◆ Exercise goal: Repeat every record below exactly, but leave out any pictures.

◆ Supplied data:

-------------------------

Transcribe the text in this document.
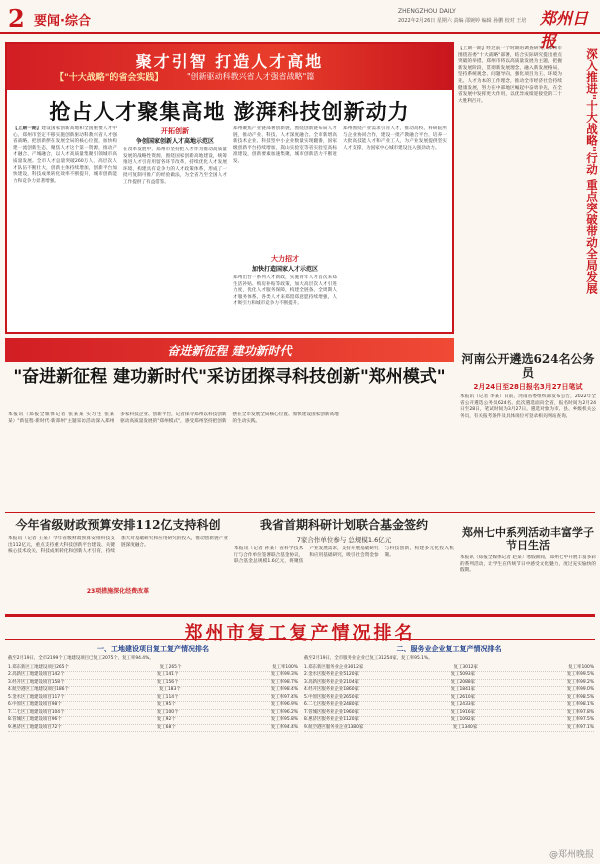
2 要闻·综合
ZHENGZHOU DAILY
2022年2月26日 星期六 责编 邵婉婷 编辑 孙鹏 校对 王培 郑州日报
聚才引智 打造人才高地
【"十大战略"的省会实践】	"创新驱动科教兴省人才强省战略"篇
抢占人才聚集高地 澎湃科技创新动力
【上期一期】建设国家创新高地和全国重要人才中心，郑州市坚定不移实施创新驱动科教兴省人才强省战略，把创新摆在发展全局的核心位置，加快构建一流创新生态，聚焦人才这个第一资源，推动产才融合、产城融合，以人才高质量集聚引领城市高质量发展。全市人才总量突破260万人，高层次人才队伍不断壮大，创新主体持续增加，创新平台加快建设，科技成果转化效率不断提升，城市创新能力和竞争力显著增强。
开拓创新
争创国家创新人才高地示范区
在改革发展中，郑州市坚持把人才作为推动高质量发展的战略性资源，围绕国家创新高地建设，统筹推进人才引育用留各环节改革，持续优化人才发展环境，构建具有竞争力的人才政策体系，形成了一批可复制可推广的经验做法，为全省乃至全国人才工作提供了有益借鉴。
郑州聚焦产业链部署创新链，围绕创新链布局人才链，推动产业、科技、人才深度融合。全市新增高新技术企业、科技型中小企业数量实现翻番，国家级创新平台持续增加，嵩山实验室等省实验室高标准建设，创新要素加速集聚，城市创新活力不断迸发。
大力招才
加快打造国家人才示范区
郑州出台一系列人才新政，实施青年人才首次来郑生活补贴、购房补贴等政策，加大高层次人才引进力度，优化人才服务保障，构建全链条、全周期人才服务体系。各类人才来郑留郑意愿持续增强，人才吸引力和城市竞争力不断提升。
郑州围绕产业需求引育人才，推动高校、科研院所与企业协同合作，建设一批产教融合平台，培养一大批高技能人才和产业工人，为产业发展提供坚实人才支撑，为国家中心城市建设注入强劲动力。
【上期一期】经过前一个时期的调查研究，郑州市围绕省委"十大战略"部署，结合实际研究提出重点突破的举措。郑州市将以高质量发展为主题，把握新发展阶段，贯彻新发展理念，融入新发展格局，坚持系统观念、问题导向，强化项目为王、环境为先、人才为本的工作理念，推动全市经济社会持续健康发展，努力在中部地区崛起中奋勇争先，在全省发展中发挥更大作用，以优异成绩迎接党的二十大胜利召开。	深入推进"十大战略"行动 重点突破带动全局发展
奋进新征程 建功新时代
"奋进新征程 建功新时代"采访团探寻科技创新"郑州模式"
本报讯（郑报全媒体记者 张某某 实习生 张某某）"新征程·新时代·新郑州"主题采访活动深入郑州多家科技企业、创新平台，记者探寻郑州以科技创新驱动高质量发展的"郑州模式"，感受郑州坚持把创新摆在全市发展全局核心位置、加快建设国家创新高地的生动实践。
河南公开遴选624名公务员
2月24日至28日报名3月27日笔试
本报讯（记者 李某）日前，河南省委组织部发布公告，2022年全省公开遴选公务员624名。此次遴选面向全省，报名时间为2月24日至28日，笔试时间为3月27日。遴选对象为市、县、乡级机关公务员，有关报考条件及具体岗位可登录相关网站查询。
今年省级财政预算安排112亿支持科创
本报讯（记者 王某）今年省级财政预算安排科技支出112亿元，重点支持重大科技创新平台建设、关键核心技术攻关、科技成果转化和创新人才引育，持续加大对基础研究和应用研究的投入，推动创新链产业链深度融合。
23项措施深化经费改革
我省首期科研计划联合基金签约
7家合作单位参与 总规模1.6亿元
本报讯（记者 孙某）省科学技术厅与合作单位签署联合基金协议，联合基金总规模1.6亿元，将聚焦产业发展需求，支持开展基础研究和应用基础研究，吸引社会资金参与科技创新，构建多元化投入机制。
郑州七中系列活动丰富学子节日生活
本报讯（郑报全媒体记者 赵某）寒假期间，郑州七中开展丰富多彩的系列活动，让学生在传统节日中感受文化魅力，度过充实愉快的假期。
郑州市复工复产情况排名
一、工地建设项目复工复产情况排名
截至2月19日，全市2199个工地建设项目已复工2075个，复工率94.4%。
1.郑东新区工地建设项目265个	复工265个	复工率100%
2.高新区工地建设项目142个	复工141个	复工率99.3%
3.经开区工地建设项目158个	复工156个	复工率98.7%
4.航空港区工地建设项目186个	复工183个	复工率98.4%
5.金水区工地建设项目117个	复工114个	复工率97.4%
6.中原区工地建设项目98个	复工95个	复工率96.9%
7.二七区工地建设项目104个	复工100个	复工率96.2%
8.管城区工地建设项目96个	复工92个	复工率95.8%
9.惠济区工地建设项目72个	复工68个	复工率94.4%
二、服务业企业复工复产情况排名
截至2月19日，全市服务业企业已复工31254家，复工率95.1%。
1.郑东新区服务业企业3012家	复工3012家	复工率100%
2.金水区服务业企业5120家	复工5093家	复工率99.5%
3.高新区服务业企业2104家	复工2088家	复工率99.2%
4.经开区服务业企业1860家	复工1841家	复工率99.0%
5.中原区服务业企业2650家	复工2610家	复工率98.5%
6.二七区服务业企业2480家	复工2433家	复工率98.1%
7.管城区服务业企业1960家	复工1916家	复工率97.8%
8.惠济区服务业企业1120家	复工1092家	复工率97.5%
9.航空港区服务业企业1380家	复工1340家	复工率97.1%
@郑州晚报
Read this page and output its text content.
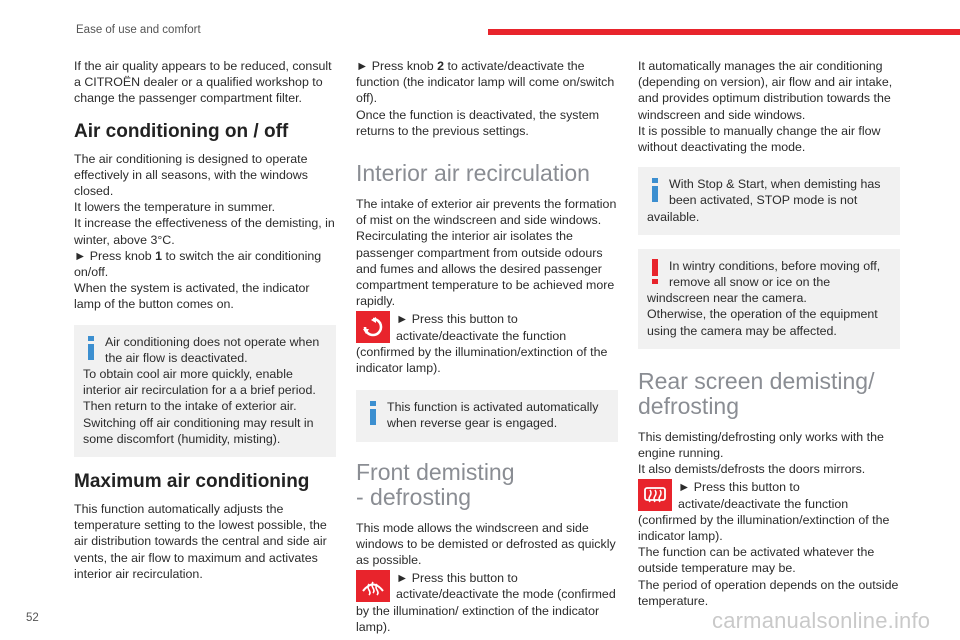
Ease of use and comfort

If the air quality appears to be reduced, consult a CITROËN dealer or a qualified workshop to change the passenger compartment filter.

Air conditioning on / off

The air conditioning is designed to operate effectively in all seasons, with the windows closed.

It lowers the temperature in summer.

It increase the effectiveness of the demisting, in winter, above 3°C.

► Press knob 1 to switch the air conditioning on/off.

When the system is activated, the indicator lamp of the button comes on.

Air conditioning does not operate when the air flow is deactivated.
To obtain cool air more quickly, enable interior air recirculation for a a brief period. Then return to the intake of exterior air.
Switching off air conditioning may result in some discomfort (humidity, misting).
Maximum air conditioning

This function automatically adjusts the temperature setting to the lowest possible, the air distribution towards the central and side air vents, the air flow to maximum and activates interior air recirculation.

► Press knob 2 to activate/deactivate the function (the indicator lamp will come on/switch off).

Once the function is deactivated, the system returns to the previous settings.

Interior air recirculation

The intake of exterior air prevents the formation of mist on the windscreen and side windows.

Recirculating the interior air isolates the passenger compartment from outside odours and fumes and allows the desired passenger compartment temperature to be achieved more rapidly.

► Press this button to activate/deactivate the function (confirmed by the illumination/extinction of the indicator lamp).

This function is activated automatically when reverse gear is engaged.
Front demisting - defrosting

This mode allows the windscreen and side windows to be demisted or defrosted as quickly as possible.

► Press this button to activate/deactivate the mode (confirmed by the illumination/ extinction of the indicator lamp).

It automatically manages the air conditioning (depending on version), air flow and air intake, and provides optimum distribution towards the windscreen and side windows.

It is possible to manually change the air flow without deactivating the mode.

With Stop & Start, when demisting has been activated, STOP mode is not available.
In wintry conditions, before moving off, remove all snow or ice on the windscreen near the camera.
Otherwise, the operation of the equipment using the camera may be affected.
Rear screen demisting/ defrosting

This demisting/defrosting only works with the engine running.

It also demists/defrosts the doors mirrors.

► Press this button to activate/deactivate the function (confirmed by the illumination/extinction of the indicator lamp).

The function can be activated whatever the outside temperature may be.

The period of operation depends on the outside temperature.

52	carmanualsonline.info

-------------------------

◆ Task output:
Transcribe the text in this document.
2 要闻·综合
ZHENGZHOU DAILY
2022年2月26日 星期六 责编 邵婉婷 编辑 孙鹏 校对 王培 郑州日报
聚才引智 打造人才高地
【"十大战略"的省会实践】	"创新驱动科教兴省人才强省战略"篇
抢占人才聚集高地 澎湃科技创新动力
【上期一期】建设国家创新高地和全国重要人才中心，郑州市坚定不移实施创新驱动科教兴省人才强省战略，把创新摆在发展全局的核心位置，加快构建一流创新生态，聚焦人才这个第一资源，推动产才融合、产城融合，以人才高质量集聚引领城市高质量发展。全市人才总量突破260万人，高层次人才队伍不断壮大，创新主体持续增加，创新平台加快建设，科技成果转化效率不断提升，城市创新能力和竞争力显著增强。
开拓创新
争创国家创新人才高地示范区
在改革发展中，郑州市坚持把人才作为推动高质量发展的战略性资源，围绕国家创新高地建设，统筹推进人才引育用留各环节改革，持续优化人才发展环境，构建具有竞争力的人才政策体系，形成了一批可复制可推广的经验做法，为全省乃至全国人才工作提供了有益借鉴。
郑州聚焦产业链部署创新链，围绕创新链布局人才链，推动产业、科技、人才深度融合。全市新增高新技术企业、科技型中小企业数量实现翻番，国家级创新平台持续增加，嵩山实验室等省实验室高标准建设，创新要素加速集聚，城市创新活力不断迸发。
大力招才
加快打造国家人才示范区
郑州出台一系列人才新政，实施青年人才首次来郑生活补贴、购房补贴等政策，加大高层次人才引进力度，优化人才服务保障，构建全链条、全周期人才服务体系。各类人才来郑留郑意愿持续增强，人才吸引力和城市竞争力不断提升。
郑州围绕产业需求引育人才，推动高校、科研院所与企业协同合作，建设一批产教融合平台，培养一大批高技能人才和产业工人，为产业发展提供坚实人才支撑，为国家中心城市建设注入强劲动力。
【上期一期】经过前一个时期的调查研究，郑州市围绕省委"十大战略"部署，结合实际研究提出重点突破的举措。郑州市将以高质量发展为主题，把握新发展阶段，贯彻新发展理念，融入新发展格局，坚持系统观念、问题导向，强化项目为王、环境为先、人才为本的工作理念，推动全市经济社会持续健康发展，努力在中部地区崛起中奋勇争先，在全省发展中发挥更大作用，以优异成绩迎接党的二十大胜利召开。	深入推进"十大战略"行动 重点突破带动全局发展
奋进新征程 建功新时代
"奋进新征程 建功新时代"采访团探寻科技创新"郑州模式"
本报讯（郑报全媒体记者 张某某 实习生 张某某）"新征程·新时代·新郑州"主题采访活动深入郑州多家科技企业、创新平台，记者探寻郑州以科技创新驱动高质量发展的"郑州模式"，感受郑州坚持把创新摆在全市发展全局核心位置、加快建设国家创新高地的生动实践。
河南公开遴选624名公务员
2月24日至28日报名3月27日笔试
本报讯（记者 李某）日前，河南省委组织部发布公告，2022年全省公开遴选公务员624名。此次遴选面向全省，报名时间为2月24日至28日，笔试时间为3月27日。遴选对象为市、县、乡级机关公务员，有关报考条件及具体岗位可登录相关网站查询。
今年省级财政预算安排112亿支持科创
本报讯（记者 王某）今年省级财政预算安排科技支出112亿元，重点支持重大科技创新平台建设、关键核心技术攻关、科技成果转化和创新人才引育，持续加大对基础研究和应用研究的投入，推动创新链产业链深度融合。
23项措施深化经费改革
我省首期科研计划联合基金签约
7家合作单位参与 总规模1.6亿元
本报讯（记者 孙某）省科学技术厅与合作单位签署联合基金协议，联合基金总规模1.6亿元，将聚焦产业发展需求，支持开展基础研究和应用基础研究，吸引社会资金参与科技创新，构建多元化投入机制。
郑州七中系列活动丰富学子节日生活
本报讯（郑报全媒体记者 赵某）寒假期间，郑州七中开展丰富多彩的系列活动，让学生在传统节日中感受文化魅力，度过充实愉快的假期。
郑州市复工复产情况排名
一、工地建设项目复工复产情况排名
截至2月19日，全市2199个工地建设项目已复工2075个，复工率94.4%。
1.郑东新区工地建设项目265个	复工265个	复工率100%
2.高新区工地建设项目142个	复工141个	复工率99.3%
3.经开区工地建设项目158个	复工156个	复工率98.7%
4.航空港区工地建设项目186个	复工183个	复工率98.4%
5.金水区工地建设项目117个	复工114个	复工率97.4%
6.中原区工地建设项目98个	复工95个	复工率96.9%
7.二七区工地建设项目104个	复工100个	复工率96.2%
8.管城区工地建设项目96个	复工92个	复工率95.8%
9.惠济区工地建设项目72个	复工68个	复工率94.4%
二、服务业企业复工复产情况排名
截至2月19日，全市服务业企业已复工31254家，复工率95.1%。
1.郑东新区服务业企业3012家	复工3012家	复工率100%
2.金水区服务业企业5120家	复工5093家	复工率99.5%
3.高新区服务业企业2104家	复工2088家	复工率99.2%
4.经开区服务业企业1860家	复工1841家	复工率99.0%
5.中原区服务业企业2650家	复工2610家	复工率98.5%
6.二七区服务业企业2480家	复工2433家	复工率98.1%
7.管城区服务业企业1960家	复工1916家	复工率97.8%
8.惠济区服务业企业1120家	复工1092家	复工率97.5%
9.航空港区服务业企业1380家	复工1340家	复工率97.1%
@郑州晚报
Read this page and output its text content.
Ease of use and comfort

If the air quality appears to be reduced, consult a CITROËN dealer or a qualified workshop to change the passenger compartment filter.

Air conditioning on / off

The air conditioning is designed to operate effectively in all seasons, with the windows closed.

It lowers the temperature in summer.

It increase the effectiveness of the demisting, in winter, above 3°C.

► Press knob 1 to switch the air conditioning on/off.

When the system is activated, the indicator lamp of the button comes on.

Air conditioning does not operate when the air flow is deactivated.
To obtain cool air more quickly, enable interior air recirculation for a a brief period. Then return to the intake of exterior air.
Switching off air conditioning may result in some discomfort (humidity, misting).
Maximum air conditioning

This function automatically adjusts the temperature setting to the lowest possible, the air distribution towards the central and side air vents, the air flow to maximum and activates interior air recirculation.

► Press knob 2 to activate/deactivate the function (the indicator lamp will come on/switch off).

Once the function is deactivated, the system returns to the previous settings.

Interior air recirculation

The intake of exterior air prevents the formation of mist on the windscreen and side windows.

Recirculating the interior air isolates the passenger compartment from outside odours and fumes and allows the desired passenger compartment temperature to be achieved more rapidly.

► Press this button to activate/deactivate the function (confirmed by the illumination/extinction of the indicator lamp).

This function is activated automatically when reverse gear is engaged.
Front demisting - defrosting

This mode allows the windscreen and side windows to be demisted or defrosted as quickly as possible.

► Press this button to activate/deactivate the mode (confirmed by the illumination/ extinction of the indicator lamp).

It automatically manages the air conditioning (depending on version), air flow and air intake, and provides optimum distribution towards the windscreen and side windows.

It is possible to manually change the air flow without deactivating the mode.

With Stop & Start, when demisting has been activated, STOP mode is not available.
In wintry conditions, before moving off, remove all snow or ice on the windscreen near the camera.
Otherwise, the operation of the equipment using the camera may be affected.
Rear screen demisting/ defrosting

This demisting/defrosting only works with the engine running.

It also demists/defrosts the doors mirrors.

► Press this button to activate/deactivate the function (confirmed by the illumination/extinction of the indicator lamp).

The function can be activated whatever the outside temperature may be.

The period of operation depends on the outside temperature.

52	carmanualsonline.info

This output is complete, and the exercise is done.